* [GIVEN RECORDS]:
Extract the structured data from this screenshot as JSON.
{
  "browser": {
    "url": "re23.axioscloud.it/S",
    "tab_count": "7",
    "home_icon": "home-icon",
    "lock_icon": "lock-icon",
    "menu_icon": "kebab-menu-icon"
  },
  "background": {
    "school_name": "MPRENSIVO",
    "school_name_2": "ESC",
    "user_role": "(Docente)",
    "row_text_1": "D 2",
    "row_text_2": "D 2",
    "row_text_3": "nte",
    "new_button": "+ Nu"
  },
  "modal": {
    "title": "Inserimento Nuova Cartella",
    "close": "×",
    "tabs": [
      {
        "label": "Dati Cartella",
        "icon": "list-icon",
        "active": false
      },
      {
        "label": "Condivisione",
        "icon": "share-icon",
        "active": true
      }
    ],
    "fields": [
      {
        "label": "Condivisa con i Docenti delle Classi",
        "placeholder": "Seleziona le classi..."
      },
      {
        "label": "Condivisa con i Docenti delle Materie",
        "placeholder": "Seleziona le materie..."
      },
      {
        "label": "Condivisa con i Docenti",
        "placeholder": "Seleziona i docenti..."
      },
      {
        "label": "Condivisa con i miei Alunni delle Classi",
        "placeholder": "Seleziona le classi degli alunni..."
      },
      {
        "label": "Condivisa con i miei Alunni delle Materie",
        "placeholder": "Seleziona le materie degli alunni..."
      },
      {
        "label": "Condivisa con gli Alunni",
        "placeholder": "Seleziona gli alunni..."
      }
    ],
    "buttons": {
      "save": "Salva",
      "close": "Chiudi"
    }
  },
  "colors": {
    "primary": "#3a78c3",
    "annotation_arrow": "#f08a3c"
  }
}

* [WHAT YOU SHOULD DO]:
Write out every line exactly as it stands.

* [FULL OUTPUT]:
Extract the structured data from this screenshot as JSON.
{
  "browser": {
    "url": "re23.axioscloud.it/S",
    "tab_count": "7",
    "home_icon": "home-icon",
    "lock_icon": "lock-icon",
    "menu_icon": "kebab-menu-icon"
  },
  "background": {
    "school_name": "MPRENSIVO",
    "school_name_2": "ESC",
    "user_role": "(Docente)",
    "row_text_1": "D 2",
    "row_text_2": "D 2",
    "row_text_3": "nte",
    "new_button": "+ Nu"
  },
  "modal": {
    "title": "Inserimento Nuova Cartella",
    "close": "×",
    "tabs": [
      {
        "label": "Dati Cartella",
        "icon": "list-icon",
        "active": false
      },
      {
        "label": "Condivisione",
        "icon": "share-icon",
        "active": true
      }
    ],
    "fields": [
      {
        "label": "Condivisa con i Docenti delle Classi",
        "placeholder": "Seleziona le classi..."
      },
      {
        "label": "Condivisa con i Docenti delle Materie",
        "placeholder": "Seleziona le materie..."
      },
      {
        "label": "Condivisa con i Docenti",
        "placeholder": "Seleziona i docenti..."
      },
      {
        "label": "Condivisa con i miei Alunni delle Classi",
        "placeholder": "Seleziona le classi degli alunni..."
      },
      {
        "label": "Condivisa con i miei Alunni delle Materie",
        "placeholder": "Seleziona le materie degli alunni..."
      },
      {
        "label": "Condivisa con gli Alunni",
        "placeholder": "Seleziona gli alunni..."
      }
    ],
    "buttons": {
      "save": "Salva",
      "close": "Chiudi"
    }
  },
  "colors": {
    "primary": "#3a78c3",
    "annotation_arrow": "#f08a3c"
  }
}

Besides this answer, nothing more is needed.